* TASK INSTRUCTIONS *
Go over the entries below line by line, copying each one that contains the word "Hero".

* INFORMATION PROVIDED *
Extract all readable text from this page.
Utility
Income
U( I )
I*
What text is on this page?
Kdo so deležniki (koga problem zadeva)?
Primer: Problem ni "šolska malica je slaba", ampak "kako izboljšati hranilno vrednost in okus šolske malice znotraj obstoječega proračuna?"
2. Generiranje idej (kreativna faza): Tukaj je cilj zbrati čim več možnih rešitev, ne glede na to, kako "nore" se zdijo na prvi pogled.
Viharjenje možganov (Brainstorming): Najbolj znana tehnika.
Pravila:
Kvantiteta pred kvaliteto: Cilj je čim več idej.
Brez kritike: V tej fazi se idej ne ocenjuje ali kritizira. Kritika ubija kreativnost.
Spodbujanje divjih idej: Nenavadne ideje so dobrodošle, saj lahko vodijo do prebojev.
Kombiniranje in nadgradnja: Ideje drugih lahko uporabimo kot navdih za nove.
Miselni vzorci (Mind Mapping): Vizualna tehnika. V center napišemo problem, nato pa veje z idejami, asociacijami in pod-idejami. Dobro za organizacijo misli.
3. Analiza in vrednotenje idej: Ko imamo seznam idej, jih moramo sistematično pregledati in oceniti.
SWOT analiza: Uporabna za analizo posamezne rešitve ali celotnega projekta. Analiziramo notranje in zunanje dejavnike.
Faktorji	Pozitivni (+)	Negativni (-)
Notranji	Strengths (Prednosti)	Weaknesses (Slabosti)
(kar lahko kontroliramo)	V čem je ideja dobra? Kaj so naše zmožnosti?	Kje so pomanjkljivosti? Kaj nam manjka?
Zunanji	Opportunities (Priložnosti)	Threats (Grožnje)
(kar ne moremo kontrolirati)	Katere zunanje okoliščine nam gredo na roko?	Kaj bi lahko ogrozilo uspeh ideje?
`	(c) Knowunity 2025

==

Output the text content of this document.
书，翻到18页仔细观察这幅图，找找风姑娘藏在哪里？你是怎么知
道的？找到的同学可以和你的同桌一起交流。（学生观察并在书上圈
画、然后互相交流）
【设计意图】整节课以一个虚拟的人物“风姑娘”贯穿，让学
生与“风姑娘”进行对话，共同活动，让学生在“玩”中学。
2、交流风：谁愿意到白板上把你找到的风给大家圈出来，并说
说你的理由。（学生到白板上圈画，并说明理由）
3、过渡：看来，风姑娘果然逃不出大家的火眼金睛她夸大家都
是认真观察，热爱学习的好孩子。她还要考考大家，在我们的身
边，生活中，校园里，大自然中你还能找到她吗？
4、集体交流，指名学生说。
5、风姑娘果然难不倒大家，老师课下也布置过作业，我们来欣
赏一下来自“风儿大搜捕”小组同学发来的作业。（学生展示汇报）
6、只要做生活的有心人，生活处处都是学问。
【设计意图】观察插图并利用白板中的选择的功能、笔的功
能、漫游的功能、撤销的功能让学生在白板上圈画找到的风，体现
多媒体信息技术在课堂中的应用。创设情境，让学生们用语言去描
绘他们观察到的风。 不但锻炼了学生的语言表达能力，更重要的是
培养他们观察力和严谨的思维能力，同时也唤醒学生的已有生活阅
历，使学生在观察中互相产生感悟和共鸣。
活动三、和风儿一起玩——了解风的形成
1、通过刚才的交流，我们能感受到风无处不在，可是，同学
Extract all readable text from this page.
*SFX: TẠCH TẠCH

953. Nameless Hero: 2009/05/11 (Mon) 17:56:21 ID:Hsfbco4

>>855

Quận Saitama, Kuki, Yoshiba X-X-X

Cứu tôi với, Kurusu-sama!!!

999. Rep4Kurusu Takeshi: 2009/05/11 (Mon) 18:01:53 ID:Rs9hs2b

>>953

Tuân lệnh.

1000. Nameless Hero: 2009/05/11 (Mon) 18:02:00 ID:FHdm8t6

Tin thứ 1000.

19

...

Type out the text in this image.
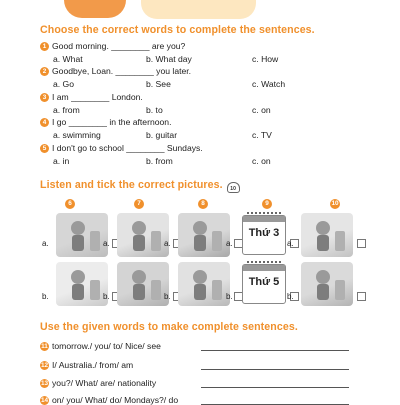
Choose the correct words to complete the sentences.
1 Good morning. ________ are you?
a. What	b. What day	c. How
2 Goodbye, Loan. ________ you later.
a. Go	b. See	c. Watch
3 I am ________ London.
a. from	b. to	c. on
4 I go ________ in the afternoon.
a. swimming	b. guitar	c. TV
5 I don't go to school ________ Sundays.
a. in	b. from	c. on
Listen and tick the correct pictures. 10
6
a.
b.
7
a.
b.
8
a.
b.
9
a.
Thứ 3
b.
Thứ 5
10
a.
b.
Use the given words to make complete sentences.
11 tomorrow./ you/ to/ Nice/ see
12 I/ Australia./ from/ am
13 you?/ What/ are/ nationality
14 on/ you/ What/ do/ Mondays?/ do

* RESULT *
953. Nameless Hero: 2009/05/11 (Mon) 17:56:21 ID:Hsfbco4
1000. Nameless Hero: 2009/05/11 (Mon) 18:02:00 ID:FHdm8t6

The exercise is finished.